» **What is needed**
Take every line from the listing below that includes "Tour" and copy it.

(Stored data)

-*-*-

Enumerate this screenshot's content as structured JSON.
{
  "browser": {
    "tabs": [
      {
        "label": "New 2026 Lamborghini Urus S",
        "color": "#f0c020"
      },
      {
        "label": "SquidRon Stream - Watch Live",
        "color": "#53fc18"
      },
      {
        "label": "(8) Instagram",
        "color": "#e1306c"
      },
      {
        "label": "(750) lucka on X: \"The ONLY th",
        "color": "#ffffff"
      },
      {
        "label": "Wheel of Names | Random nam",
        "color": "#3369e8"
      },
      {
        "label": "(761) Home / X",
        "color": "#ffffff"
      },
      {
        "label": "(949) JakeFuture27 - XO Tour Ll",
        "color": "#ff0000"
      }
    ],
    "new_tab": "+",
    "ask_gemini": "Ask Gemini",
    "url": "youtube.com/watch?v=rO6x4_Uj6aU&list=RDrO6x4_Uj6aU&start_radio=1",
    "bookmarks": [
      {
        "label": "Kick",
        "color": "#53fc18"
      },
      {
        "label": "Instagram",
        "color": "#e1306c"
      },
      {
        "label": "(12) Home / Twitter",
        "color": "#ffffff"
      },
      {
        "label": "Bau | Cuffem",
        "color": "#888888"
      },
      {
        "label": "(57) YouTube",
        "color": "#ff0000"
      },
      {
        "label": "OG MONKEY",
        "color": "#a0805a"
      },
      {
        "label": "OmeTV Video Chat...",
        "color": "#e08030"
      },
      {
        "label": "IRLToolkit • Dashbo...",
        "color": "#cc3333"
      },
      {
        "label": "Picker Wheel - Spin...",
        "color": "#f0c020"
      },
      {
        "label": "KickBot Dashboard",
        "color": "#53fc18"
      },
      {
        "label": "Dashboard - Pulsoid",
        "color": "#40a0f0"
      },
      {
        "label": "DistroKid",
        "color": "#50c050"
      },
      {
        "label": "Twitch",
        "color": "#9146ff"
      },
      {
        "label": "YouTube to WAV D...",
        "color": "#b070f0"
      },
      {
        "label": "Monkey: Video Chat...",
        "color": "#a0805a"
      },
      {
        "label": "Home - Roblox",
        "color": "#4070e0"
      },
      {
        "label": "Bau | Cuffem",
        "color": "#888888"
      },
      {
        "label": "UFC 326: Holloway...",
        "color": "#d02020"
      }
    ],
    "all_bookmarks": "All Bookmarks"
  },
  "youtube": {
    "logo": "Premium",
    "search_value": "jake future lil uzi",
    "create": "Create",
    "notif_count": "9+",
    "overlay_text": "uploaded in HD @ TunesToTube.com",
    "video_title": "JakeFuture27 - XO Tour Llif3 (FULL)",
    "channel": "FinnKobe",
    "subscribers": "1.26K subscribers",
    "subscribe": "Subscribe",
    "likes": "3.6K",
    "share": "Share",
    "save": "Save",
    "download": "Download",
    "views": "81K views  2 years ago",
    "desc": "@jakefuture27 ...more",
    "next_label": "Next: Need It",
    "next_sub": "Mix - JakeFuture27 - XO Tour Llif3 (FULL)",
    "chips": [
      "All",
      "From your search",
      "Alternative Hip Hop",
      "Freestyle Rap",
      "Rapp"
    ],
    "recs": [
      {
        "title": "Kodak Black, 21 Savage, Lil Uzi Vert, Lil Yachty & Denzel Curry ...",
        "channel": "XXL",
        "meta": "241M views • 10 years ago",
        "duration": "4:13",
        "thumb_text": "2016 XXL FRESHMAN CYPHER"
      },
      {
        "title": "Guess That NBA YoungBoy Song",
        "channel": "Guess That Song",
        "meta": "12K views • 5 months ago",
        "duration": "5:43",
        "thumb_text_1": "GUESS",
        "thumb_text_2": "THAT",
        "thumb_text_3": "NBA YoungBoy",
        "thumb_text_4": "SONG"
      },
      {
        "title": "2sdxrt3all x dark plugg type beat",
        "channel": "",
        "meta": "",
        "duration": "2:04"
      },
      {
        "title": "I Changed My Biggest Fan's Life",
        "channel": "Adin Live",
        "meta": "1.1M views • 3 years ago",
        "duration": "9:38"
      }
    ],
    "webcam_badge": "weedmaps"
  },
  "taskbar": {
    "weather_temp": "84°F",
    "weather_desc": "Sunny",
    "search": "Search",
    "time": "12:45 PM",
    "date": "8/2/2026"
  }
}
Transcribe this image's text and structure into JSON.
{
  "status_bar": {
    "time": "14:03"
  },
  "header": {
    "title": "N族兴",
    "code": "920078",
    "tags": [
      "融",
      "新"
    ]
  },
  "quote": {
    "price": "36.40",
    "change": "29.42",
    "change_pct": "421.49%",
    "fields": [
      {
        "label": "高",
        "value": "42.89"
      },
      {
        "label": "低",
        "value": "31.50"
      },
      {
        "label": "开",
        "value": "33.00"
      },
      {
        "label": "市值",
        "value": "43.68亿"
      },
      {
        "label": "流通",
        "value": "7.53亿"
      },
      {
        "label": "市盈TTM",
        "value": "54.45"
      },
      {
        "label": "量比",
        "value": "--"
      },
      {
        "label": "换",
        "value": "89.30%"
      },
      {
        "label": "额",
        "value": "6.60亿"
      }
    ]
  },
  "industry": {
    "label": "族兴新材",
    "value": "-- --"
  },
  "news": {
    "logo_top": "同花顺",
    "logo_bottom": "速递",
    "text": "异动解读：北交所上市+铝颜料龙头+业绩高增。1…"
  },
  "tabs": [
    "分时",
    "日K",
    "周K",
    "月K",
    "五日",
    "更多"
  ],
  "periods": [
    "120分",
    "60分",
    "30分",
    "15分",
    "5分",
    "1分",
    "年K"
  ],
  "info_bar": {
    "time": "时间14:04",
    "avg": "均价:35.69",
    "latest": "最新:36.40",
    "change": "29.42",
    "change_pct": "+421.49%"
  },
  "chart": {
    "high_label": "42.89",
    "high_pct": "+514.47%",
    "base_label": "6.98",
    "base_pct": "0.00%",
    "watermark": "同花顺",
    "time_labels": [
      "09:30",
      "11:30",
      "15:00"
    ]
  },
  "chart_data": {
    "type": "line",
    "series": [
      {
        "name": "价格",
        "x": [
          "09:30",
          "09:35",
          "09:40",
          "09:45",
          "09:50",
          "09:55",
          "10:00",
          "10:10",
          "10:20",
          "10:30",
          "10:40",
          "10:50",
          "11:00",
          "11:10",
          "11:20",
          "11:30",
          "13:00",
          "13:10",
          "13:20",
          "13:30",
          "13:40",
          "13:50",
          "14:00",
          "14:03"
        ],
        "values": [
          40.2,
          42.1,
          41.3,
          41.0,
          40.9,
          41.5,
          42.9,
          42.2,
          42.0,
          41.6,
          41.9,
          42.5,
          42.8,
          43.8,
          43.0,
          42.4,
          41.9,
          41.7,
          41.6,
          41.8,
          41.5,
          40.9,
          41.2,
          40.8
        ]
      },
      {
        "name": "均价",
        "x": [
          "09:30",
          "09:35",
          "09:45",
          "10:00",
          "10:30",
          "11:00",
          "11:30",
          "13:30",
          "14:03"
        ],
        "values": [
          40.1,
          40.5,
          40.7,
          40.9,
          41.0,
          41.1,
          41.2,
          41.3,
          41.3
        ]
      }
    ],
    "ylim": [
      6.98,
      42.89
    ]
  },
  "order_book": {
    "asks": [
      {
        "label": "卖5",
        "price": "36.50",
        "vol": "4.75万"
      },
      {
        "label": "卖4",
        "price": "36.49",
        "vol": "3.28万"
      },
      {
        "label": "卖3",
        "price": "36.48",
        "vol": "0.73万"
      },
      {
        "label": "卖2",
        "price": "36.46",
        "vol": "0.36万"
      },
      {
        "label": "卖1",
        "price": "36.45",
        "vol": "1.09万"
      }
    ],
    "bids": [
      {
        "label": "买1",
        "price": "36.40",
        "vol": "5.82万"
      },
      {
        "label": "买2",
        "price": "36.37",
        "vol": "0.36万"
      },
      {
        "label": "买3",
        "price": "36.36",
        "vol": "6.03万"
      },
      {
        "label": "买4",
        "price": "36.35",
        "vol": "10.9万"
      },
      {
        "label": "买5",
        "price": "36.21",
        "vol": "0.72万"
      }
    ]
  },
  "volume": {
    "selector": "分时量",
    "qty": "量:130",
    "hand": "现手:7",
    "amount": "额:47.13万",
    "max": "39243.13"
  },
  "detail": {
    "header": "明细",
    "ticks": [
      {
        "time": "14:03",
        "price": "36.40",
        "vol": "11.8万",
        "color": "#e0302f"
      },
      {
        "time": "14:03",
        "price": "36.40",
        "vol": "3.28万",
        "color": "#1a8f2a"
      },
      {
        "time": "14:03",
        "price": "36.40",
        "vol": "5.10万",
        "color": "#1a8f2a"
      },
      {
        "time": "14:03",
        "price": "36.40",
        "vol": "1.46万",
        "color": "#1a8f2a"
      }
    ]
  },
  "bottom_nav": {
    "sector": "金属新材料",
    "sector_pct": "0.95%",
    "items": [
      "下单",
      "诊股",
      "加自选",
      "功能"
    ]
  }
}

-*-*-

» **Expected answer**
        "label": "(949) JakeFuture27 - XO Tour Ll",
    "video_title": "JakeFuture27 - XO Tour Llif3 (FULL)",
    "next_sub": "Mix - JakeFuture27 - XO Tour Llif3 (FULL)",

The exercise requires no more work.